EXERCISE DESCRIPTION>
Go through the entries one line at a time, and gather every line that has the word "Nippes".

EXTRACTED INFORMATION>
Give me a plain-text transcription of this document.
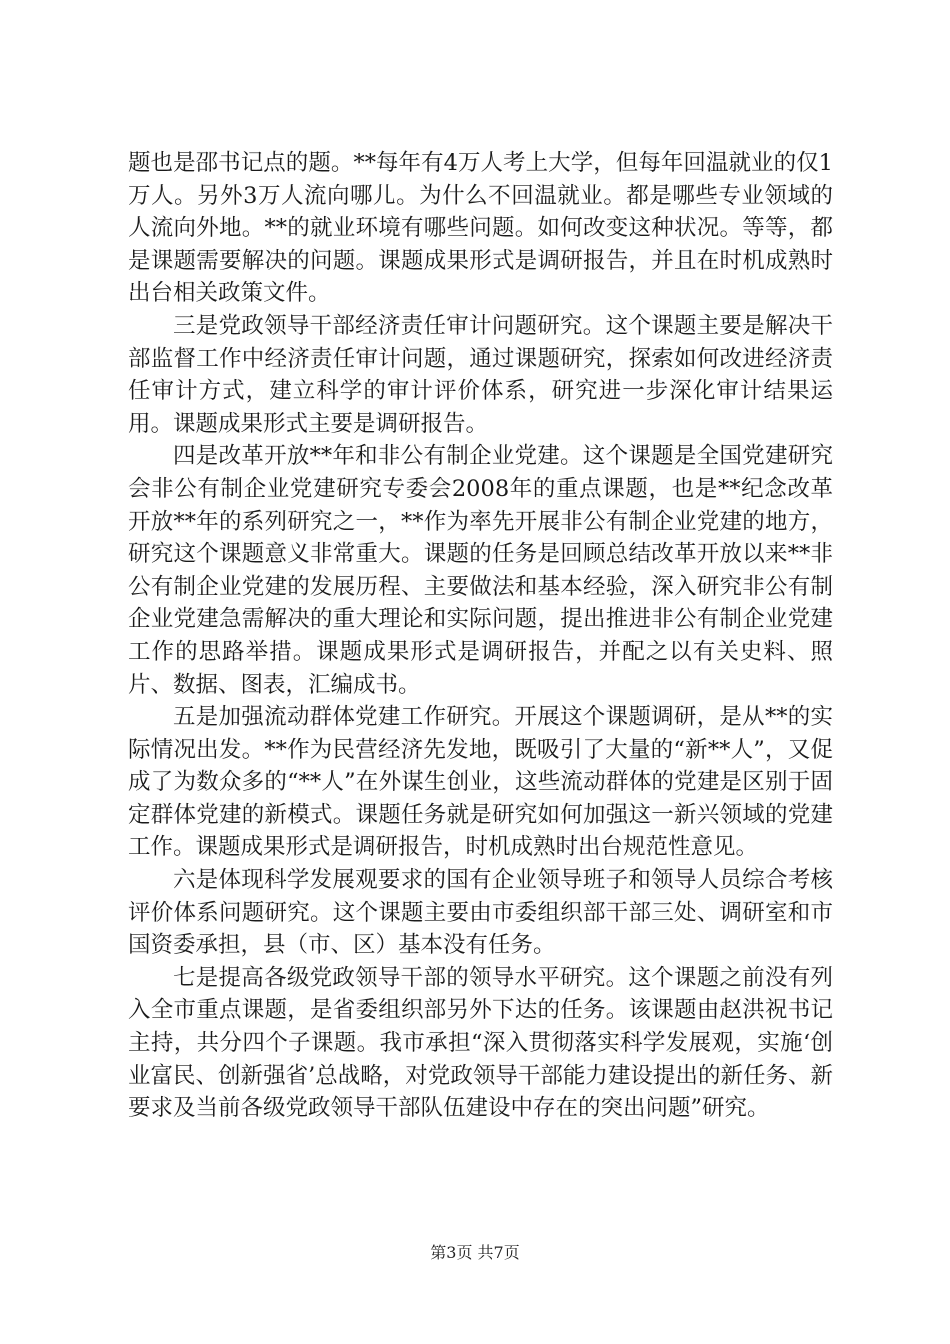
题也是邵书记点的题。**每年有4万人考上大学，但每年回温就业的仅1万人。另外3万人流向哪儿。为什么不回温就业。都是哪些专业领域的人流向外地。**的就业环境有哪些问题。如何改变这种状况。等等，都是课题需要解决的问题。课题成果形式是调研报告，并且在时机成熟时出台相关政策文件。

三是党政领导干部经济责任审计问题研究。这个课题主要是解决干部监督工作中经济责任审计问题，通过课题研究，探索如何改进经济责任审计方式，建立科学的审计评价体系，研究进一步深化审计结果运用。课题成果形式主要是调研报告。

四是改革开放**年和非公有制企业党建。这个课题是全国党建研究会非公有制企业党建研究专委会2008年的重点课题，也是**纪念改革开放**年的系列研究之一，**作为率先开展非公有制企业党建的地方，研究这个课题意义非常重大。课题的任务是回顾总结改革开放以来**非公有制企业党建的发展历程、主要做法和基本经验，深入研究非公有制企业党建急需解决的重大理论和实际问题，提出推进非公有制企业党建工作的思路举措。课题成果形式是调研报告，并配之以有关史料、照片、数据、图表，汇编成书。

五是加强流动群体党建工作研究。开展这个课题调研，是从**的实际情况出发。**作为民营经济先发地，既吸引了大量的“新**人”，又促成了为数众多的“**人”在外谋生创业，这些流动群体的党建是区别于固定群体党建的新模式。课题任务就是研究如何加强这一新兴领域的党建工作。课题成果形式是调研报告，时机成熟时出台规范性意见。

六是体现科学发展观要求的国有企业领导班子和领导人员综合考核评价体系问题研究。这个课题主要由市委组织部干部三处、调研室和市国资委承担，县（市、区）基本没有任务。

七是提高各级党政领导干部的领导水平研究。这个课题之前没有列入全市重点课题，是省委组织部另外下达的任务。该课题由赵洪祝书记主持，共分四个子课题。我市承担“深入贯彻落实科学发展观，实施‘创业富民、创新强省’总战略，对党政领导干部能力建设提出的新任务、新要求及当前各级党政领导干部队伍建设中存在的突出问题”研究。

第3页 共7页
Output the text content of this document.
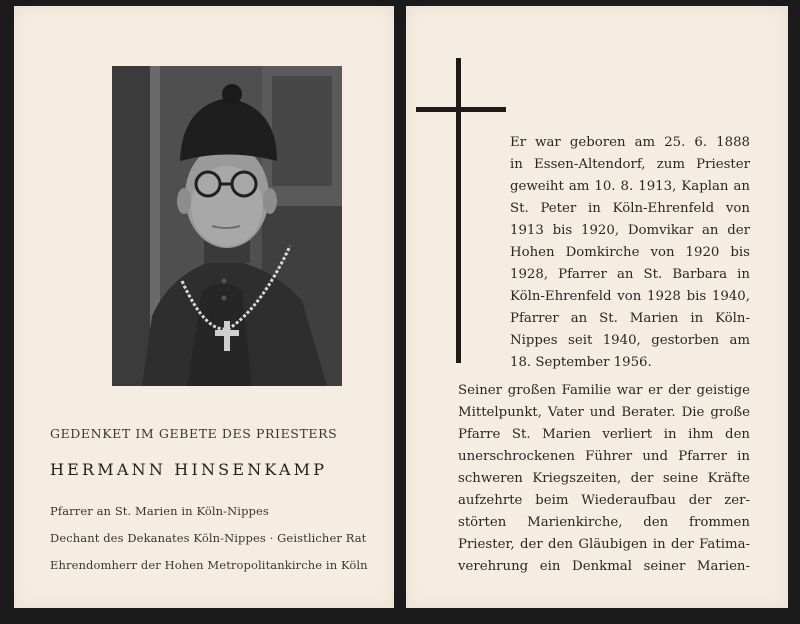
GEDENKET IM GEBETE DES PRIESTERS
HERMANN HINSENKAMP
Pfarrer an St. Marien in Köln-Nippes
Dechant des Dekanates Köln-Nippes · Geistlicher Rat
Ehrendomherr der Hohen Metropolitankirche in Köln
Er war geboren am 25. 6. 1888
in Essen-Altendorf, zum Priester
geweiht am 10. 8. 1913, Kaplan an
St. Peter in Köln-Ehrenfeld von
1913 bis 1920, Domvikar an der
Hohen Domkirche von 1920 bis
1928, Pfarrer an St. Barbara in
Köln-Ehrenfeld von 1928 bis 1940,
Pfarrer an St. Marien in Köln-
Nippes seit 1940, gestorben am
18. September 1956.
Seiner großen Familie war er der geistige
Mittelpunkt, Vater und Berater. Die große
Pfarre St. Marien verliert in ihm den
unerschrockenen Führer und Pfarrer in
schweren Kriegszeiten, der seine Kräfte
aufzehrte beim Wiederaufbau der zer-
störten Marienkirche, den frommen
Priester, der den Gläubigen in der Fatima-
verehrung ein Denkmal seiner Marien-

WRITTEN REPLY>
Pfarrer an St. Marien in Köln-Nippes
Dechant des Dekanates Köln-Nippes · Geistlicher Rat
Nippes seit 1940, gestorben am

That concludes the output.